▸ **Work to complete**:
Copy every line of the records below word for word, leaving each character unchanged.

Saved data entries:

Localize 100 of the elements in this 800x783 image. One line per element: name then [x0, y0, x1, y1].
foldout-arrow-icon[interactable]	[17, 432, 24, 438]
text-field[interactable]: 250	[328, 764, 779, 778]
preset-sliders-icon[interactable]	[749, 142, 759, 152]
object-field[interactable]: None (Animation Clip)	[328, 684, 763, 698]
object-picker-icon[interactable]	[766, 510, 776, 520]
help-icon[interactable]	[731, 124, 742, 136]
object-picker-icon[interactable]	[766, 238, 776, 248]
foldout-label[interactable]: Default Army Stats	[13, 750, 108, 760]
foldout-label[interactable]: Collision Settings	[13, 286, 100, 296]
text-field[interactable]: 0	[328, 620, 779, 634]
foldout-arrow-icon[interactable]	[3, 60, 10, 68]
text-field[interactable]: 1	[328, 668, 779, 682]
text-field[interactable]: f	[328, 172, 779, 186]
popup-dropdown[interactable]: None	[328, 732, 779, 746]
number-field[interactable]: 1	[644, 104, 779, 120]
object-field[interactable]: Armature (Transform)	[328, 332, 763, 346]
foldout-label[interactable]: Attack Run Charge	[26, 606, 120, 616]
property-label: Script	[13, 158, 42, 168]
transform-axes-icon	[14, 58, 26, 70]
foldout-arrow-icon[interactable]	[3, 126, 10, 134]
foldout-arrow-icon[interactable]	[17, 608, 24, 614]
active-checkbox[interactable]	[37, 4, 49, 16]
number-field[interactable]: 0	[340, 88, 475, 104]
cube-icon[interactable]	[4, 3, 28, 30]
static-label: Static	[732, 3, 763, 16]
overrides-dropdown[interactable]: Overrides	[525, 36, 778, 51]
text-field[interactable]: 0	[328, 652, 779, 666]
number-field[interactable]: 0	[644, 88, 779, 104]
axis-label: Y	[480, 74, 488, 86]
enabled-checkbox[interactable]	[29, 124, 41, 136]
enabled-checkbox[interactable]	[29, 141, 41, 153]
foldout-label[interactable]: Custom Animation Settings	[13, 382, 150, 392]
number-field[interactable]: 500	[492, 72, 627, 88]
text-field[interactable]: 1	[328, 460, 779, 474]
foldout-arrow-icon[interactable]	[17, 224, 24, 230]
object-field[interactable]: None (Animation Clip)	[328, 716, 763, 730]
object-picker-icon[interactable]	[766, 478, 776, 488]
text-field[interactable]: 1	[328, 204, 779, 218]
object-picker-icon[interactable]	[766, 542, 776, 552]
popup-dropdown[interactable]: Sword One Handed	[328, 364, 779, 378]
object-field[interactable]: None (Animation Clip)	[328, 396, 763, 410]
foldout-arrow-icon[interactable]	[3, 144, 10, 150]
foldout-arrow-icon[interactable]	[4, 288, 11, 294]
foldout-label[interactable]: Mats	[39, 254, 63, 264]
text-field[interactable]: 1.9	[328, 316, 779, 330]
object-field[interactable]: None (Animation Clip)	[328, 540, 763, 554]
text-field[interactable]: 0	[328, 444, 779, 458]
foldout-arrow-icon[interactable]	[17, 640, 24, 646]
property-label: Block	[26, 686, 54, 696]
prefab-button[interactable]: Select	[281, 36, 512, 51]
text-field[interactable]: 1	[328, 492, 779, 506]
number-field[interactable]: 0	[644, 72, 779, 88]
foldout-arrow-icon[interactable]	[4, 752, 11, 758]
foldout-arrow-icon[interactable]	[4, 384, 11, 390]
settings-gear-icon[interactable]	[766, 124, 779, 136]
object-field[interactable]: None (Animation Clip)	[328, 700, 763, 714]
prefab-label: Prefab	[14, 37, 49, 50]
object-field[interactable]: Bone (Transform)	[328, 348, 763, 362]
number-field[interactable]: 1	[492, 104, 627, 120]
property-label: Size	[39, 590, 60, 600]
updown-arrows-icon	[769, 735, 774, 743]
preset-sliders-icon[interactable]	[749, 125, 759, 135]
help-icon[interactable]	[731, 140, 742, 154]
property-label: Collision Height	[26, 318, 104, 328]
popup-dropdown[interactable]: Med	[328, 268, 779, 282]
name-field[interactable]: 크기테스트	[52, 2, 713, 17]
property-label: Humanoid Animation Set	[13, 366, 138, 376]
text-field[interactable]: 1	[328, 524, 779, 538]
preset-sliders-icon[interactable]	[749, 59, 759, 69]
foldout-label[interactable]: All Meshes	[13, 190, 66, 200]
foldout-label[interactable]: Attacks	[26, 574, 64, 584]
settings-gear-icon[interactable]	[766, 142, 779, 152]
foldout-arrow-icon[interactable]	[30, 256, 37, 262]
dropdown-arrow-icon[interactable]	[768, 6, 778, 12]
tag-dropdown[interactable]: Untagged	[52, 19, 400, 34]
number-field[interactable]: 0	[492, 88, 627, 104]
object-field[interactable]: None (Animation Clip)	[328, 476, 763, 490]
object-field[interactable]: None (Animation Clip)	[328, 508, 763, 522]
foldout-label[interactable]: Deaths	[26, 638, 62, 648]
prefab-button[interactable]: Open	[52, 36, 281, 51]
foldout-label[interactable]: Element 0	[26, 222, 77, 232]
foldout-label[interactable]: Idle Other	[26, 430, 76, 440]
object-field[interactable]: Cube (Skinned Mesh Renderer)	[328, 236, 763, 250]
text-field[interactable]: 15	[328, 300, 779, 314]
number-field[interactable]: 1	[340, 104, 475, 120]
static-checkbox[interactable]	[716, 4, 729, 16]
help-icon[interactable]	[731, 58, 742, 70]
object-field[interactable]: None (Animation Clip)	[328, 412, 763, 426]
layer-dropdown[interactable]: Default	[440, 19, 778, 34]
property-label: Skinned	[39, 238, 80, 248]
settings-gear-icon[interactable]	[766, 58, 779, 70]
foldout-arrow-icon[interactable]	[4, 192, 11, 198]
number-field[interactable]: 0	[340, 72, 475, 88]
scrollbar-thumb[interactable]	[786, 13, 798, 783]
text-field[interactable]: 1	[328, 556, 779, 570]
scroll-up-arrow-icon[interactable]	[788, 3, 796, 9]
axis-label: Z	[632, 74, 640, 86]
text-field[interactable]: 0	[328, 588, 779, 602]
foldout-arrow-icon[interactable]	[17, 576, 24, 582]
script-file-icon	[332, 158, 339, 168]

▸ **Exercise solution**:
Localize 100 of the elements in this 800x783 image. One line per element: name then [x0, y0, x1, y1].
foldout-arrow-icon[interactable]	[17, 432, 24, 438]
text-field[interactable]: 250	[328, 764, 779, 778]
preset-sliders-icon[interactable]	[749, 142, 759, 152]
object-field[interactable]: None (Animation Clip)	[328, 684, 763, 698]
object-picker-icon[interactable]	[766, 510, 776, 520]
help-icon[interactable]	[731, 124, 742, 136]
object-picker-icon[interactable]	[766, 238, 776, 248]
foldout-label[interactable]: Default Army Stats	[13, 750, 108, 760]
foldout-label[interactable]: Collision Settings	[13, 286, 100, 296]
text-field[interactable]: 0	[328, 620, 779, 634]
foldout-arrow-icon[interactable]	[3, 60, 10, 68]
text-field[interactable]: 1	[328, 668, 779, 682]
text-field[interactable]: f	[328, 172, 779, 186]
popup-dropdown[interactable]: None	[328, 732, 779, 746]
number-field[interactable]: 1	[644, 104, 779, 120]
object-field[interactable]: Armature (Transform)	[328, 332, 763, 346]
foldout-label[interactable]: Attack Run Charge	[26, 606, 120, 616]
property-label: Script	[13, 158, 42, 168]
transform-axes-icon	[14, 58, 26, 70]
foldout-arrow-icon[interactable]	[3, 126, 10, 134]
foldout-arrow-icon[interactable]	[17, 608, 24, 614]
active-checkbox[interactable]	[37, 4, 49, 16]
number-field[interactable]: 0	[340, 88, 475, 104]
cube-icon[interactable]	[4, 3, 28, 30]
static-label: Static	[732, 3, 763, 16]
overrides-dropdown[interactable]: Overrides	[525, 36, 778, 51]
text-field[interactable]: 0	[328, 652, 779, 666]
number-field[interactable]: 0	[644, 88, 779, 104]
axis-label: Y	[480, 74, 488, 86]
enabled-checkbox[interactable]	[29, 124, 41, 136]
enabled-checkbox[interactable]	[29, 141, 41, 153]
foldout-label[interactable]: Custom Animation Settings	[13, 382, 150, 392]
number-field[interactable]: 500	[492, 72, 627, 88]
text-field[interactable]: 1	[328, 460, 779, 474]
foldout-arrow-icon[interactable]	[17, 224, 24, 230]
object-field[interactable]: None (Animation Clip)	[328, 716, 763, 730]
object-picker-icon[interactable]	[766, 478, 776, 488]
text-field[interactable]: 1	[328, 204, 779, 218]
object-picker-icon[interactable]	[766, 542, 776, 552]
popup-dropdown[interactable]: Sword One Handed	[328, 364, 779, 378]
object-field[interactable]: None (Animation Clip)	[328, 396, 763, 410]
foldout-arrow-icon[interactable]	[3, 144, 10, 150]
foldout-arrow-icon[interactable]	[4, 288, 11, 294]
foldout-label[interactable]: Mats	[39, 254, 63, 264]
text-field[interactable]: 1.9	[328, 316, 779, 330]
object-field[interactable]: None (Animation Clip)	[328, 540, 763, 554]
text-field[interactable]: 0	[328, 444, 779, 458]
foldout-arrow-icon[interactable]	[17, 640, 24, 646]
property-label: Block	[26, 686, 54, 696]
prefab-button[interactable]: Select	[281, 36, 512, 51]
text-field[interactable]: 1	[328, 492, 779, 506]
number-field[interactable]: 0	[644, 72, 779, 88]
foldout-arrow-icon[interactable]	[4, 752, 11, 758]
foldout-arrow-icon[interactable]	[4, 384, 11, 390]
settings-gear-icon[interactable]	[766, 124, 779, 136]
object-field[interactable]: None (Animation Clip)	[328, 700, 763, 714]
prefab-label: Prefab	[14, 37, 49, 50]
object-field[interactable]: Bone (Transform)	[328, 348, 763, 362]
number-field[interactable]: 1	[492, 104, 627, 120]
property-label: Size	[39, 590, 60, 600]
updown-arrows-icon	[769, 735, 774, 743]
preset-sliders-icon[interactable]	[749, 125, 759, 135]
help-icon[interactable]	[731, 140, 742, 154]
property-label: Collision Height	[26, 318, 104, 328]
popup-dropdown[interactable]: Med	[328, 268, 779, 282]
name-field[interactable]: 크기테스트	[52, 2, 713, 17]
property-label: Humanoid Animation Set	[13, 366, 138, 376]
text-field[interactable]: 1	[328, 524, 779, 538]
preset-sliders-icon[interactable]	[749, 59, 759, 69]
foldout-label[interactable]: All Meshes	[13, 190, 66, 200]
foldout-label[interactable]: Attacks	[26, 574, 64, 584]
settings-gear-icon[interactable]	[766, 142, 779, 152]
foldout-arrow-icon[interactable]	[30, 256, 37, 262]
dropdown-arrow-icon[interactable]	[768, 6, 778, 12]
tag-dropdown[interactable]: Untagged	[52, 19, 400, 34]
number-field[interactable]: 0	[492, 88, 627, 104]
object-field[interactable]: None (Animation Clip)	[328, 476, 763, 490]
object-field[interactable]: None (Animation Clip)	[328, 508, 763, 522]
foldout-label[interactable]: Deaths	[26, 638, 62, 648]
prefab-button[interactable]: Open	[52, 36, 281, 51]
foldout-label[interactable]: Element 0	[26, 222, 77, 232]
foldout-label[interactable]: Idle Other	[26, 430, 76, 440]
object-field[interactable]: Cube (Skinned Mesh Renderer)	[328, 236, 763, 250]
text-field[interactable]: 15	[328, 300, 779, 314]
number-field[interactable]: 1	[340, 104, 475, 120]
static-checkbox[interactable]	[716, 4, 729, 16]
help-icon[interactable]	[731, 58, 742, 70]
object-field[interactable]: None (Animation Clip)	[328, 412, 763, 426]
layer-dropdown[interactable]: Default	[440, 19, 778, 34]
property-label: Skinned	[39, 238, 80, 248]
settings-gear-icon[interactable]	[766, 58, 779, 70]
foldout-arrow-icon[interactable]	[4, 192, 11, 198]
number-field[interactable]: 0	[340, 72, 475, 88]
scrollbar-thumb[interactable]	[786, 13, 798, 783]
text-field[interactable]: 1	[328, 556, 779, 570]
scroll-up-arrow-icon[interactable]	[788, 3, 796, 9]
axis-label: Z	[632, 74, 640, 86]
text-field[interactable]: 0	[328, 588, 779, 602]
foldout-arrow-icon[interactable]	[17, 576, 24, 582]
script-file-icon	[332, 158, 339, 168]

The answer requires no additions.